■ **Exercise brief**:
Transcribe the passage of the Joan Didion introduction word for word, from "Still, just because" to "pure Zen target.".

-- START Text extract --

From the Introduction:
“My only advantage as a reporter,” Joan Didion explained in
Slouching Towards Bethlehem, “is that I am so physically small, so temperamentally unobtrusive, and so neurotically inarticulate that people tend to forget that my presence runs counter to their best interests.” For awhile there back in the bliss of acid and guitars, she was practically counterrevolutionary, a poster girl for anomie, wearing a bikini but also a migraine to the bon- fires of the zeitgeist. Then as the essays and novels and screenplays proliferated, she turned into a desert lioness of the style pages, part sybilline icon and part Stanford seismograph, alert on the faultlines of the culture to every tremor of tectonic fashion plate. She seemed sometimes so sensitive that whole decades hurt her feelings, and the prose on the page suggested Valéry’s “shiverings of an effaced leaf,” as if her next trick might be evaporation. But always anterior to the shiverings and effacements, the staccatos and crescendos in an echo chamber of blank uneasiness, there was a pessimism she appeared to have been born to, a hard-wired chill. Of the glum T. S. Eliot, Randall Jarrell once said that he’d have written
The Waste Land about the Garden of Eden. Likewise it was possible to imagine Didion bee-stung by blue meanies even at Walden Pond.
Still, just because Eliot felt bad most of the time doesn’t mean he didn’t get it exactly right about water, rock and the Unreal City. So was Didion on pure Zen target.

-- END Text extract --
-- START Entries --

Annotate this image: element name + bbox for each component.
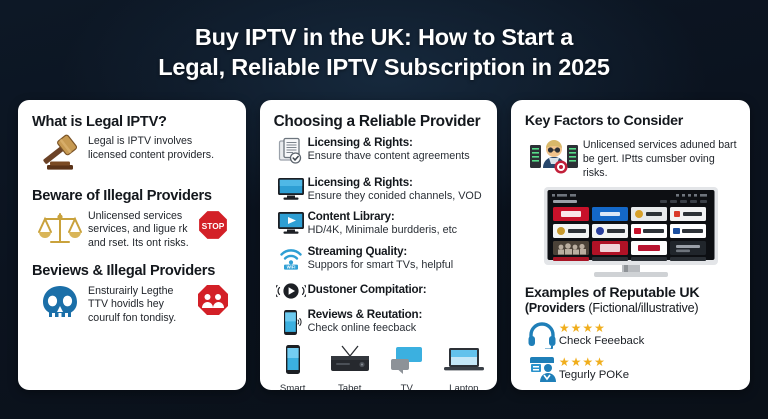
examples-disclaimer: (Fictional/illustrative) [588,301,698,315]
person-server-icon [525,136,583,176]
item-label: Content Library: [308,210,485,224]
device-tv: TV [388,344,426,390]
provider-name: Tegurly POKe [559,369,738,381]
item-label: Dustoner Compitatior: [308,283,485,297]
wifi-icon: WIFI [274,245,308,270]
device-smart: Smart [274,344,312,390]
examples-heading-line-2: (Providers (Fictional/illustrative) [525,301,738,315]
device-label: Laptop [443,383,485,390]
provider-item-content-library: Content Library: HD/4K, Minimale burdder… [274,210,485,238]
scales-of-justice-icon [32,208,88,250]
key-factors-body: Unlicensed services aduned bart be gert.… [583,136,738,180]
provider-name: Check Feeeback [559,335,738,347]
smartphone-icon [274,308,308,337]
item-label: Licensing & Rights: [308,176,485,190]
svg-text:WIFI: WIFI [286,265,295,270]
key-factors-body-row: Unlicensed services aduned bart be gert.… [525,136,738,180]
item-desc: Check online feecback [308,322,485,335]
card-key-factors: Key Factors to Consider [511,100,750,390]
left-section-2-body: Unlicensed services services, and ligue … [88,208,192,251]
item-label: Licensing & Rights: [308,136,485,150]
device-laptop: Laptop [443,344,485,390]
examples-providers-word: (Providers [525,301,585,315]
provider-row-2[interactable]: ★★★★ Tegurly POKe [525,355,738,383]
examples-heading-line-1: Examples of Reputable UK [525,285,738,301]
skull-icon [32,283,88,323]
shield-person-icon [525,355,559,383]
title-line-2: Legal, Reliable IPTV Subscription in 202… [54,52,714,82]
provider-item-reviews-reputation: Reviews & Reutation: Check online feecba… [274,308,485,337]
left-section-3-body: Ensturairly Legthe TTV hovidls hey couru… [88,283,192,326]
device-label: TV [388,383,426,390]
left-section-2: Beware of Illegal Providers [32,188,234,251]
left-section-1: What is Legal IPTV? [32,114,234,177]
card-what-is-legal-iptv: What is Legal IPTV? [18,100,246,390]
gavel-icon [32,133,88,177]
television-icon [274,176,308,201]
infographic-poster: Buy IPTV in the UK: How to Start a Legal… [0,0,768,419]
item-desc: Suppors for smart TVs, helpful [308,259,485,272]
provider-item-licensing-rights-1: Licensing & Rights: Ensure thave content… [274,136,485,165]
card-choosing-reliable-provider: Choosing a Reliable Provider [260,100,497,390]
provider-item-streaming-quality: WIFI Streaming Quality: Suppors for smar… [274,245,485,273]
left-section-3: Beviews & Illegal Providers [32,263,234,326]
play-button-icon [274,280,308,301]
provider-rating-stars: ★★★★ [559,356,738,368]
no-people-icon [192,283,234,317]
examples-heading: Examples of Reputable UK (Providers (Fic… [525,285,738,315]
headset-icon [525,321,559,349]
stop-sign-icon: STOP [192,208,234,242]
item-label: Reviews & Reutation: [308,308,485,322]
left-section-1-heading: What is Legal IPTV? [32,114,234,131]
provider-rating-stars: ★★★★ [559,322,738,334]
left-section-1-body: Legal is IPTV involves licensed content … [88,133,234,163]
left-section-3-heading: Beviews & Illegal Providers [32,263,234,280]
tv-play-icon [274,210,308,235]
item-desc: Ensure they conided channels, VOD [308,190,485,203]
set-top-box-icon [329,344,371,376]
provider-item-customer-compatibility: Dustoner Compitatior: [274,280,485,301]
smartphone-device-icon [283,344,303,376]
device-tabet: Tabet [329,344,371,390]
device-label: Smart [274,383,312,390]
left-section-2-heading: Beware of Illegal Providers [32,188,234,205]
item-desc: HD/4K, Minimale burdderis, etc [308,224,485,237]
columns-container: What is Legal IPTV? [18,100,750,390]
page-title: Buy IPTV in the UK: How to Start a Legal… [0,22,768,82]
speech-bubble-icon [390,344,424,376]
svg-text:STOP: STOP [201,221,224,231]
device-label: Tabet [329,383,371,390]
item-label: Streaming Quality: [308,245,485,259]
provider-row-1[interactable]: ★★★★ Check Feeeback [525,321,738,349]
smart-tv-app-grid [525,187,738,280]
title-line-1: Buy IPTV in the UK: How to Start a [54,22,714,52]
item-desc: Ensure thave content agreements [308,150,485,163]
right-heading: Key Factors to Consider [525,113,738,129]
provider-item-licensing-rights-2: Licensing & Rights: Ensure they conided … [274,176,485,204]
device-strip: Smart Tabet [274,344,485,390]
middle-heading: Choosing a Reliable Provider [274,113,485,131]
document-check-icon [274,136,308,165]
laptop-icon [443,344,485,376]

-- END Entries --

■ **Result of this task**:
Still, just because Eliot felt bad most of the time doesn’t mean he didn’t get it exactly right about water, rock and the Unreal City. So was Didion on pure Zen target.